What is asked:
Output the data word for word, dropping every image.

**** Data listing

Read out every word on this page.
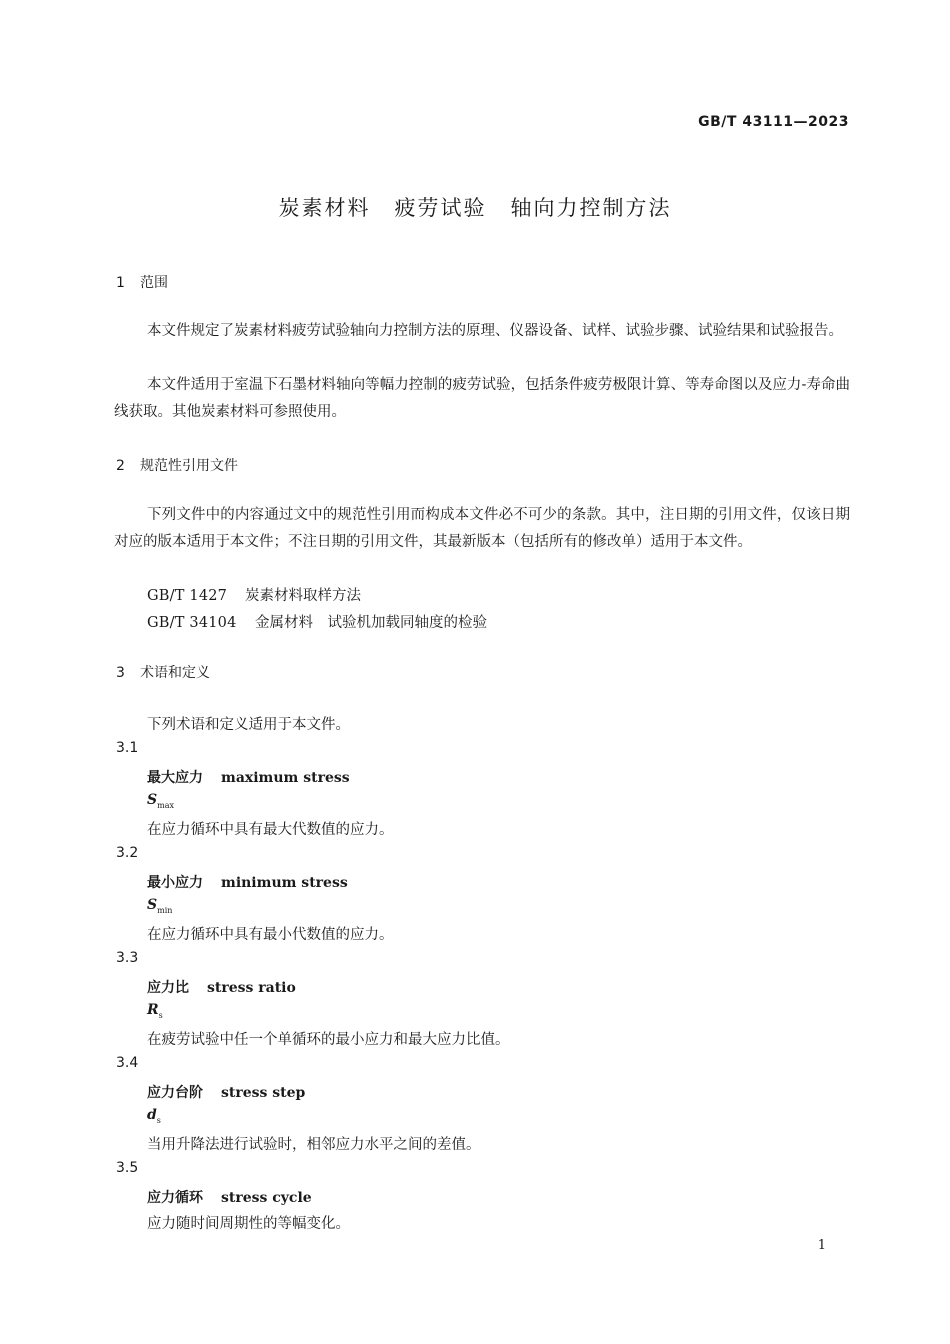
GB/T 43111—2023
炭素材料 疲劳试验 轴向力控制方法
1 范围
本文件规定了炭素材料疲劳试验轴向力控制方法的原理、仪器设备、试样、试验步骤、试验结果和试验报告。
本文件适用于室温下石墨材料轴向等幅力控制的疲劳试验，包括条件疲劳极限计算、等寿命图以及应力-寿命曲线获取。其他炭素材料可参照使用。
2 规范性引用文件
下列文件中的内容通过文中的规范性引用而构成本文件必不可少的条款。其中，注日期的引用文件，仅该日期对应的版本适用于本文件；不注日期的引用文件，其最新版本（包括所有的修改单）适用于本文件。
GB/T 1427 炭素材料取样方法
GB/T 34104 金属材料　试验机加载同轴度的检验
3 术语和定义
下列术语和定义适用于本文件。
3.1
最大应力 maximum stress
$S_{max}$
在应力循环中具有最大代数值的应力。
3.2
最小应力 minimum stress
$S_{min}$
在应力循环中具有最小代数值的应力。
3.3
应力比 stress ratio
$R_s$
在疲劳试验中任一个单循环的最小应力和最大应力比值。
3.4
应力台阶 stress step
$d_s$
当用升降法进行试验时，相邻应力水平之间的差值。
3.5
应力循环 stress cycle
应力随时间周期性的等幅变化。
1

********

Reply to the task:
Read out every word on this page.
GB/T 43111—2023
炭素材料 疲劳试验 轴向力控制方法
1 范围
本文件规定了炭素材料疲劳试验轴向力控制方法的原理、仪器设备、试样、试验步骤、试验结果和试验报告。
本文件适用于室温下石墨材料轴向等幅力控制的疲劳试验，包括条件疲劳极限计算、等寿命图以及应力-寿命曲线获取。其他炭素材料可参照使用。
2 规范性引用文件
下列文件中的内容通过文中的规范性引用而构成本文件必不可少的条款。其中，注日期的引用文件，仅该日期对应的版本适用于本文件；不注日期的引用文件，其最新版本（包括所有的修改单）适用于本文件。
GB/T 1427 炭素材料取样方法
GB/T 34104 金属材料　试验机加载同轴度的检验
3 术语和定义
下列术语和定义适用于本文件。
3.1
最大应力 maximum stress
$S_{max}$
在应力循环中具有最大代数值的应力。
3.2
最小应力 minimum stress
$S_{min}$
在应力循环中具有最小代数值的应力。
3.3
应力比 stress ratio
$R_s$
在疲劳试验中任一个单循环的最小应力和最大应力比值。
3.4
应力台阶 stress step
$d_s$
当用升降法进行试验时，相邻应力水平之间的差值。
3.5
应力循环 stress cycle
应力随时间周期性的等幅变化。
1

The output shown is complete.